Data records
*-*-*

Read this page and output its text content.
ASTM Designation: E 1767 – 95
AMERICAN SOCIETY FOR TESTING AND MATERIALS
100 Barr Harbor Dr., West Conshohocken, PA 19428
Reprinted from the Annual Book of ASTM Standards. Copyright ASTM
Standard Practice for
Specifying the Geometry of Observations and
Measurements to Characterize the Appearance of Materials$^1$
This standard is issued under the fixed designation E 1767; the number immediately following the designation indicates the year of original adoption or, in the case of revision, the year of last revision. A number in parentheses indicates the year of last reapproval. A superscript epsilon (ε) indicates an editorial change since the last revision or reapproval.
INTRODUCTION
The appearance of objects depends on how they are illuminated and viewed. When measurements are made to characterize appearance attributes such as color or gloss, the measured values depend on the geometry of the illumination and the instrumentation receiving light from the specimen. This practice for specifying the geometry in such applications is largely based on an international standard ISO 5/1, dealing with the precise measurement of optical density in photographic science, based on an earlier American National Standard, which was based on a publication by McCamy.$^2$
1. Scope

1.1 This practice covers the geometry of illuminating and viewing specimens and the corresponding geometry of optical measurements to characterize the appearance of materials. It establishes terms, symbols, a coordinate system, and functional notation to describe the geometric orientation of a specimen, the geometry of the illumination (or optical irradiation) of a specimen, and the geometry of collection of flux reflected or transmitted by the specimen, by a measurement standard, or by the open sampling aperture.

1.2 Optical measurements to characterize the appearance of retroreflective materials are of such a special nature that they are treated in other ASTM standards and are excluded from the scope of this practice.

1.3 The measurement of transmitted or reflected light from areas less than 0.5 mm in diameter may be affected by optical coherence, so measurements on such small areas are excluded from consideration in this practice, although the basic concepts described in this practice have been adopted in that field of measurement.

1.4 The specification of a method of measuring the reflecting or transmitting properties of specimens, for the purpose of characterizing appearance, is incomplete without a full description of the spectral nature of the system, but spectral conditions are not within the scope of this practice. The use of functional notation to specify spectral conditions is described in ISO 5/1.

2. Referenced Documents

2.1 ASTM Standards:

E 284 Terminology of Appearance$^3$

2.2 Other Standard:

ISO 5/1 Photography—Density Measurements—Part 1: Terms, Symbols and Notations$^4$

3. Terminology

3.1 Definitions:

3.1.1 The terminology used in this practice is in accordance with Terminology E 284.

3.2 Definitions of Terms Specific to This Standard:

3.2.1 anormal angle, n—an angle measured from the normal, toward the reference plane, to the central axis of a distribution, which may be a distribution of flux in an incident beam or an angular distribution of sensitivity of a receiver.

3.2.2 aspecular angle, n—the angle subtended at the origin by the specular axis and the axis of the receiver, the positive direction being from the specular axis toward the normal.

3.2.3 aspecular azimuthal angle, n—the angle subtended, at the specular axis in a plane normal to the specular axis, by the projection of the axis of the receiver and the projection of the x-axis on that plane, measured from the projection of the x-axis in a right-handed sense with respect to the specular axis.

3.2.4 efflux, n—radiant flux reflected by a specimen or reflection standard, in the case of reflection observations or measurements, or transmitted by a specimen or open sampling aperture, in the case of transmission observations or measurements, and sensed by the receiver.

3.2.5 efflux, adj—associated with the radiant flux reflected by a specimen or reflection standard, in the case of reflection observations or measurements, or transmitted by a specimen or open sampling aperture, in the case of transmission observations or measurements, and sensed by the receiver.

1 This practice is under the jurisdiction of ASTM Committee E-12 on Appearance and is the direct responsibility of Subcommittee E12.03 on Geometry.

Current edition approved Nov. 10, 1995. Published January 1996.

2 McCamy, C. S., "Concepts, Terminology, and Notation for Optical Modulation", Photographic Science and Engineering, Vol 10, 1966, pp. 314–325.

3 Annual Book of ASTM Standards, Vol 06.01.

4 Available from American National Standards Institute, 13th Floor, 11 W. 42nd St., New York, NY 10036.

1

*-*-*

■ **What to work on**: Looking at the entries above, say how many lines contain the word "Definitions". Only the number is wanted.

■ **Result for this exercise**: 2